[Dataset items]
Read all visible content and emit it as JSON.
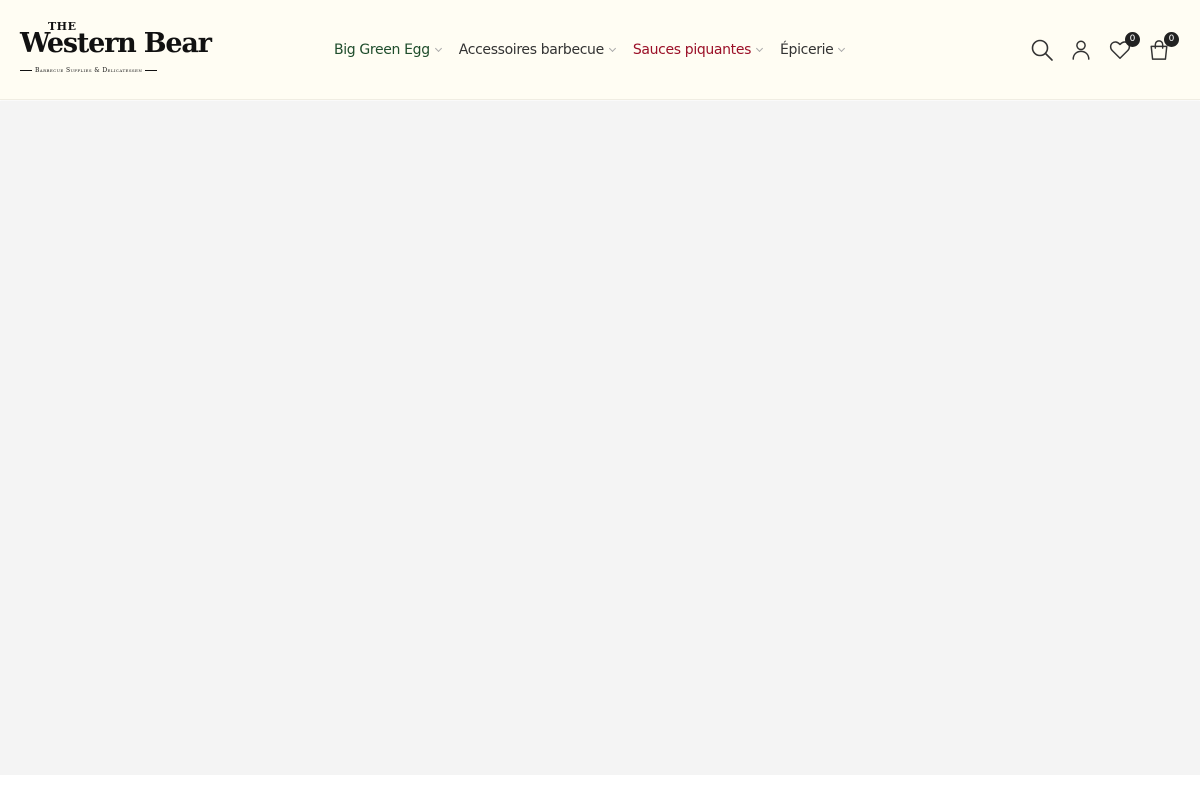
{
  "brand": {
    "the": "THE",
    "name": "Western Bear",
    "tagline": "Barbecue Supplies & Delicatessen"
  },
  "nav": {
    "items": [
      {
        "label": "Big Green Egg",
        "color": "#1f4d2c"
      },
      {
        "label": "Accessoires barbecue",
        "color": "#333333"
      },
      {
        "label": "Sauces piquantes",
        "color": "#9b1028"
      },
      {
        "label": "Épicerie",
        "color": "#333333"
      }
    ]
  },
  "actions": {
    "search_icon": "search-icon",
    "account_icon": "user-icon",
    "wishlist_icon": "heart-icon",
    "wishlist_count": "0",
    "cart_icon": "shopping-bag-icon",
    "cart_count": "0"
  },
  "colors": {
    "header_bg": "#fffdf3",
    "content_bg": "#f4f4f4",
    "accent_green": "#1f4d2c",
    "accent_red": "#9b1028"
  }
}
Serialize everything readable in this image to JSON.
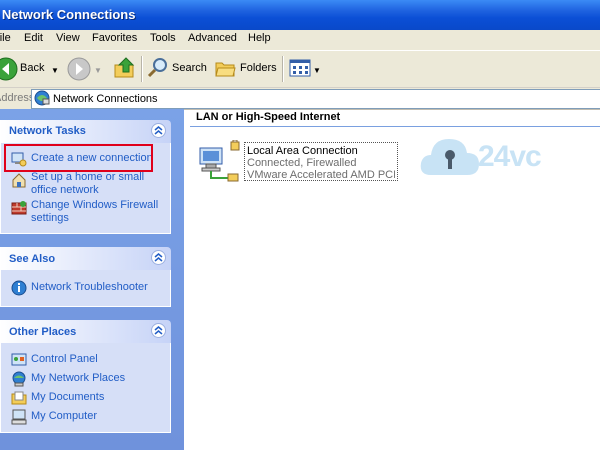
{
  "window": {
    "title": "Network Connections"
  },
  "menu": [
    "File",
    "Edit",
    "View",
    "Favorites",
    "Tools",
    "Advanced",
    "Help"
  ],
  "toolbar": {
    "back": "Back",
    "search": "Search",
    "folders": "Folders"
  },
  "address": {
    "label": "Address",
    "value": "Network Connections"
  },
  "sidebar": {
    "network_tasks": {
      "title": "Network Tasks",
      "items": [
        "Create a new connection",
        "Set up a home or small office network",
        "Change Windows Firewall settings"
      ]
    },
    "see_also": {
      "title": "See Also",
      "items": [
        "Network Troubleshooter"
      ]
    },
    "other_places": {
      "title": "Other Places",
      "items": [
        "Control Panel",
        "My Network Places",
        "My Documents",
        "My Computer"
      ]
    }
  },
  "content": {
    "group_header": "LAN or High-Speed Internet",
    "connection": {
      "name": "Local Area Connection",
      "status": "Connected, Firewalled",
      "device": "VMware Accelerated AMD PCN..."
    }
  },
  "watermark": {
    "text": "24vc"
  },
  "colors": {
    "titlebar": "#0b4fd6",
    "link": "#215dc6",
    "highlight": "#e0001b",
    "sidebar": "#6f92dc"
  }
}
---
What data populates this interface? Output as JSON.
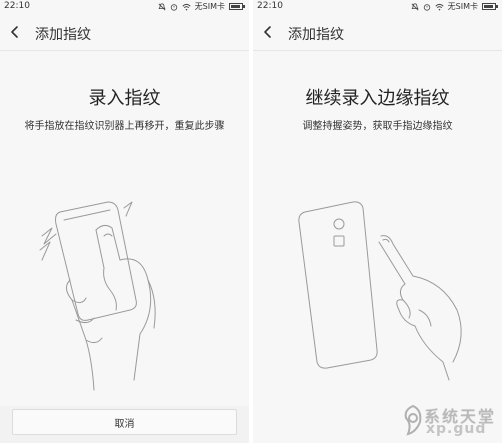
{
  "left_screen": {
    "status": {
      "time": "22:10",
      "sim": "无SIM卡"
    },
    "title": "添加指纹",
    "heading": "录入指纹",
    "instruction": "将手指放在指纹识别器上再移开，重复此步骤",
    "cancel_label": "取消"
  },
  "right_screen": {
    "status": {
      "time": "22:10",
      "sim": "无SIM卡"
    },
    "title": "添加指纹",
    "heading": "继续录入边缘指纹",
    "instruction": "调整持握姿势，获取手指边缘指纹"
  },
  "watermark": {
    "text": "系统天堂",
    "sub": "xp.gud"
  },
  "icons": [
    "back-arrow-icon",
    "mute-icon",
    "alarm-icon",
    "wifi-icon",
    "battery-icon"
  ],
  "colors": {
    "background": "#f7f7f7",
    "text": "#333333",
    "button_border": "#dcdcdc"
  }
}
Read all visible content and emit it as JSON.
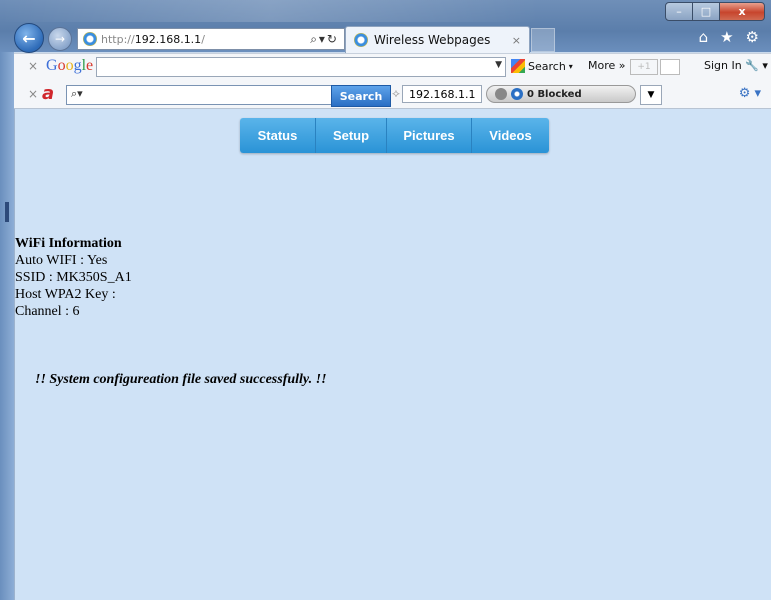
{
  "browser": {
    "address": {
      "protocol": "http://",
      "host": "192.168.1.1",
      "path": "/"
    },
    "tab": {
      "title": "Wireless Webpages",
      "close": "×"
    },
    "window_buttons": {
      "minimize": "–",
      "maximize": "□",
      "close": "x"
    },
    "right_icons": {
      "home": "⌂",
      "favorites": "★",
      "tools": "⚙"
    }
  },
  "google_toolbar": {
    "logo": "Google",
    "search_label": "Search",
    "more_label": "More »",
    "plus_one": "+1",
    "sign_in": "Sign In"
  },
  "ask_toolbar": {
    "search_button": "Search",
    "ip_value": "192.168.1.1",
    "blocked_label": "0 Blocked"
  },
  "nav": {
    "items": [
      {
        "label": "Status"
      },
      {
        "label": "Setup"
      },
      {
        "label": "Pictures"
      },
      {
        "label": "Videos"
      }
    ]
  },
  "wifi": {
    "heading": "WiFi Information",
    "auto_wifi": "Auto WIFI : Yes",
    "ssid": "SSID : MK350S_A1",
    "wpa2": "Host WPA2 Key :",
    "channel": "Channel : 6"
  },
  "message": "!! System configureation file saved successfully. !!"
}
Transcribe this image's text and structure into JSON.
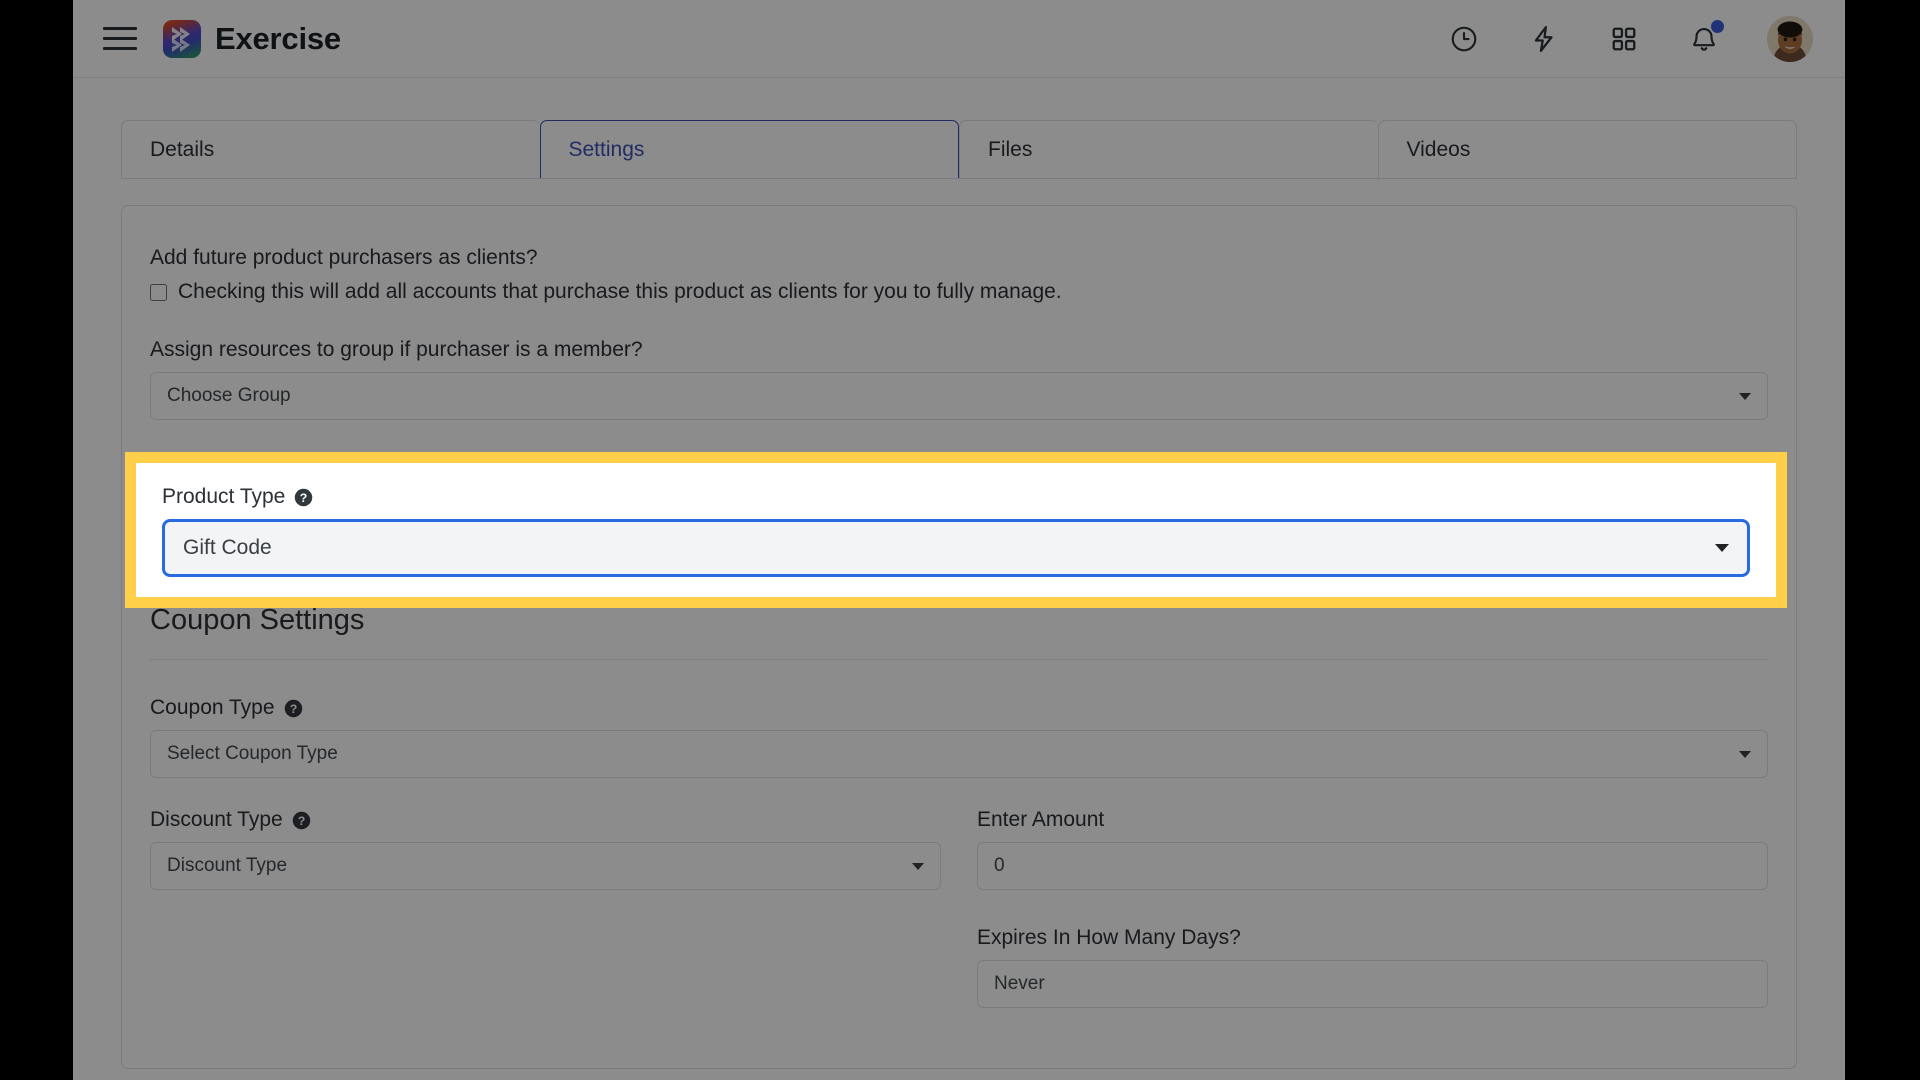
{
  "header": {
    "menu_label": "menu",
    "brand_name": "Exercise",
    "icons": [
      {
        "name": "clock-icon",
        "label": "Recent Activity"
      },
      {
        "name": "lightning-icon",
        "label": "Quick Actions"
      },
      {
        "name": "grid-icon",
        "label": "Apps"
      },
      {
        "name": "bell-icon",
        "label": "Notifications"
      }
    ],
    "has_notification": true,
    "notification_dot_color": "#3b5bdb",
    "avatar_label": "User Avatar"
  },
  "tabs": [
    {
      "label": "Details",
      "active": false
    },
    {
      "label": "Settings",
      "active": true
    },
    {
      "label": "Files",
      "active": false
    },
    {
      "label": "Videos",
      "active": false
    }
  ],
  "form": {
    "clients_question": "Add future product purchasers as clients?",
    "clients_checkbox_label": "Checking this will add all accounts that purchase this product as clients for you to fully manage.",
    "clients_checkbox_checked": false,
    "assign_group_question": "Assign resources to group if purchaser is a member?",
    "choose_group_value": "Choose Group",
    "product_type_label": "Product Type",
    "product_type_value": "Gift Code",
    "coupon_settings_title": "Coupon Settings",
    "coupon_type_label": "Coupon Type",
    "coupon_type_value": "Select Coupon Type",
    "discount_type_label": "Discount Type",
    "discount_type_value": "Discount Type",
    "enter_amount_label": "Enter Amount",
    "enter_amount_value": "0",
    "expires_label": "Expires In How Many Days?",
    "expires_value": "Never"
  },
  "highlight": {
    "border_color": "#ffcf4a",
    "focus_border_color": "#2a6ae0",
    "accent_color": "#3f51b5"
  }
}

Task objective. From the material above, count the lines that include "image" and give only the total.

Answer to this problem. 2